Start Records to process

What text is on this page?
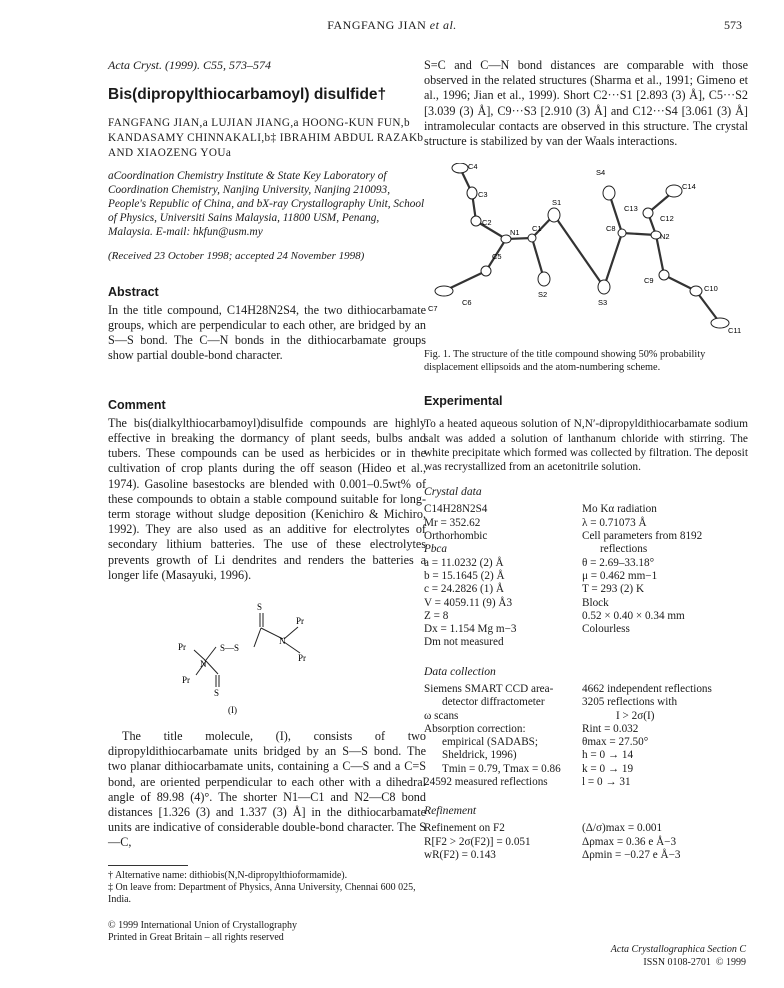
FANGFANG JIAN et al.	573

Acta Cryst. (1999). C55, 573–574

Bis(dipropylthiocarbamoyl) disulfide†

FANGFANG JIAN,a LUJIAN JIANG,a HOONG-KUN FUN,b KANDASAMY CHINNAKALI,b‡ IBRAHIM ABDUL RAZAKb AND XIAOZENG YOUa

aCoordination Chemistry Institute & State Key Laboratory of Coordination Chemistry, Nanjing University, Nanjing 210093, People's Republic of China, and bX-ray Crystallography Unit, School of Physics, Universiti Sains Malaysia, 11800 USM, Penang, Malaysia. E-mail: hkfun@usm.my

(Received 23 October 1998; accepted 24 November 1998)

Abstract

In the title compound, C14H28N2S4, the two dithiocarbamate groups, which are perpendicular to each other, are bridged by an S—S bond. The C—N bonds in the dithiocarbamate groups show partial double-bond character.

Comment

The bis(dialkylthiocarbamoyl)disulfide compounds are highly effective in breaking the dormancy of plant seeds, bulbs and tubers. These compounds can be used as herbicides or in the cultivation of crop plants during the off season (Hideo et al., 1974). Gasoline basestocks are blended with 0.001–0.5wt% of these compounds to obtain a stable compound suitable for long-term storage without sludge deposition (Kenichiro & Michiro, 1992). They are also used as an additive for electrolytes of secondary lithium batteries. The use of these electrolytes prevents growth of Li dendrites and renders the batteries a longer life (Masayuki, 1996).

S
Pr
N
Pr
Pr	S—S
N
Pr
S
(I)

The title molecule, (I), consists of two dipropyldithiocarbamate units bridged by an S—S bond. The two planar dithiocarbamate units, containing a C—S and a C=S bond, are oriented perpendicular to each other with a dihedral angle of 89.98 (4)°. The shorter N1—C1 and N2—C8 bond distances [1.326 (3) and 1.337 (3) Å] in the dithiocarbamate units are indicative of considerable double-bond character. The S—C,

† Alternative name: dithiobis(N,N-dipropylthioformamide).

‡ On leave from: Department of Physics, Anna University, Chennai 600 025, India.

© 1999 International Union of Crystallography

Printed in Great Britain – all rights reserved

S=C and C—N bond distances are comparable with those observed in the related structures (Sharma et al., 1991; Gimeno et al., 1996; Jian et al., 1999). Short C2···S1 [2.893 (3) Å], C5···S2 [3.039 (3) Å], C9···S3 [2.910 (3) Å] and C12···S4 [3.061 (3) Å] intramolecular contacts are observed in this structure. The crystal structure is stabilized by van der Waals interactions.

C4
S4
C14
C3
C13
C12
C2
S1
C8
N1 C1
N2
C5
S3
C9
C10
S2
C7
C6
C11

Fig. 1. The structure of the title compound showing 50% probability displacement ellipsoids and the atom-numbering scheme.

Experimental

To a heated aqueous solution of N,N′-dipropyldithiocarbamate sodium salt was added a solution of lanthanum chloride with stirring. The white precipitate which formed was collected by filtration. The deposit was recrystallized from an acetonitrile solution.

Crystal data

C14H28N2S4
Mr = 352.62
Orthorhombic
Pbca
a = 11.0232 (2) Å
b = 15.1645 (2) Å
c = 24.2826 (1) Å
V = 4059.11 (9) Å3
Z = 8
Dx = 1.154 Mg m−3
Dm not measured
Mo Kα radiation
λ = 0.71073 Å
Cell parameters from 8192
reflections
θ = 2.69–33.18°
μ = 0.462 mm−1
T = 293 (2) K
Block
0.52 × 0.40 × 0.34 mm
Colourless

Data collection

Siemens SMART CCD area-
detector diffractometer
ω scans
Absorption correction:
empirical (SADABS;
Sheldrick, 1996)
Tmin = 0.79, Tmax = 0.86
24592 measured reflections
4662 independent reflections
3205 reflections with
I > 2σ(I)
Rint = 0.032
θmax = 27.50°
h = 0 → 14
k = 0 → 19
l = 0 → 31

Refinement

Refinement on F2
R[F2 > 2σ(F2)] = 0.051
wR(F2) = 0.143
(Δ/σ)max = 0.001
Δρmax = 0.36 e Å−3
Δρmin = −0.27 e Å−3
Acta Crystallographica Section C
ISSN 0108-2701 © 1999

End Records to process

What this task involves
All of the records need repeating exactly, except for the pictures.

Written response
What text is on this page?
FANGFANG JIAN et al.	573

Acta Cryst. (1999). C55, 573–574

Bis(dipropylthiocarbamoyl) disulfide†

FANGFANG JIAN,a LUJIAN JIANG,a HOONG-KUN FUN,b KANDASAMY CHINNAKALI,b‡ IBRAHIM ABDUL RAZAKb AND XIAOZENG YOUa

aCoordination Chemistry Institute & State Key Laboratory of Coordination Chemistry, Nanjing University, Nanjing 210093, People's Republic of China, and bX-ray Crystallography Unit, School of Physics, Universiti Sains Malaysia, 11800 USM, Penang, Malaysia. E-mail: hkfun@usm.my

(Received 23 October 1998; accepted 24 November 1998)

Abstract

In the title compound, C14H28N2S4, the two dithiocarbamate groups, which are perpendicular to each other, are bridged by an S—S bond. The C—N bonds in the dithiocarbamate groups show partial double-bond character.

Comment

The bis(dialkylthiocarbamoyl)disulfide compounds are highly effective in breaking the dormancy of plant seeds, bulbs and tubers. These compounds can be used as herbicides or in the cultivation of crop plants during the off season (Hideo et al., 1974). Gasoline basestocks are blended with 0.001–0.5wt% of these compounds to obtain a stable compound suitable for long-term storage without sludge deposition (Kenichiro & Michiro, 1992). They are also used as an additive for electrolytes of secondary lithium batteries. The use of these electrolytes prevents growth of Li dendrites and renders the batteries a longer life (Masayuki, 1996).

S
Pr
N
Pr
Pr	S—S
N
Pr
S
(I)

The title molecule, (I), consists of two dipropyldithiocarbamate units bridged by an S—S bond. The two planar dithiocarbamate units, containing a C—S and a C=S bond, are oriented perpendicular to each other with a dihedral angle of 89.98 (4)°. The shorter N1—C1 and N2—C8 bond distances [1.326 (3) and 1.337 (3) Å] in the dithiocarbamate units are indicative of considerable double-bond character. The S—C,

† Alternative name: dithiobis(N,N-dipropylthioformamide).

‡ On leave from: Department of Physics, Anna University, Chennai 600 025, India.

© 1999 International Union of Crystallography

Printed in Great Britain – all rights reserved

S=C and C—N bond distances are comparable with those observed in the related structures (Sharma et al., 1991; Gimeno et al., 1996; Jian et al., 1999). Short C2···S1 [2.893 (3) Å], C5···S2 [3.039 (3) Å], C9···S3 [2.910 (3) Å] and C12···S4 [3.061 (3) Å] intramolecular contacts are observed in this structure. The crystal structure is stabilized by van der Waals interactions.

C4
S4
C14
C3
C13
C12
C2
S1
C8
N1 C1
N2
C5
S3
C9
C10
S2
C7
C6
C11

Fig. 1. The structure of the title compound showing 50% probability displacement ellipsoids and the atom-numbering scheme.

Experimental

To a heated aqueous solution of N,N′-dipropyldithiocarbamate sodium salt was added a solution of lanthanum chloride with stirring. The white precipitate which formed was collected by filtration. The deposit was recrystallized from an acetonitrile solution.

Crystal data

C14H28N2S4
Mr = 352.62
Orthorhombic
Pbca
a = 11.0232 (2) Å
b = 15.1645 (2) Å
c = 24.2826 (1) Å
V = 4059.11 (9) Å3
Z = 8
Dx = 1.154 Mg m−3
Dm not measured
Mo Kα radiation
λ = 0.71073 Å
Cell parameters from 8192
reflections
θ = 2.69–33.18°
μ = 0.462 mm−1
T = 293 (2) K
Block
0.52 × 0.40 × 0.34 mm
Colourless

Data collection

Siemens SMART CCD area-
detector diffractometer
ω scans
Absorption correction:
empirical (SADABS;
Sheldrick, 1996)
Tmin = 0.79, Tmax = 0.86
24592 measured reflections
4662 independent reflections
3205 reflections with
I > 2σ(I)
Rint = 0.032
θmax = 27.50°
h = 0 → 14
k = 0 → 19
l = 0 → 31

Refinement

Refinement on F2
R[F2 > 2σ(F2)] = 0.051
wR(F2) = 0.143
(Δ/σ)max = 0.001
Δρmax = 0.36 e Å−3
Δρmin = −0.27 e Å−3
Acta Crystallographica Section C
ISSN 0108-2701 © 1999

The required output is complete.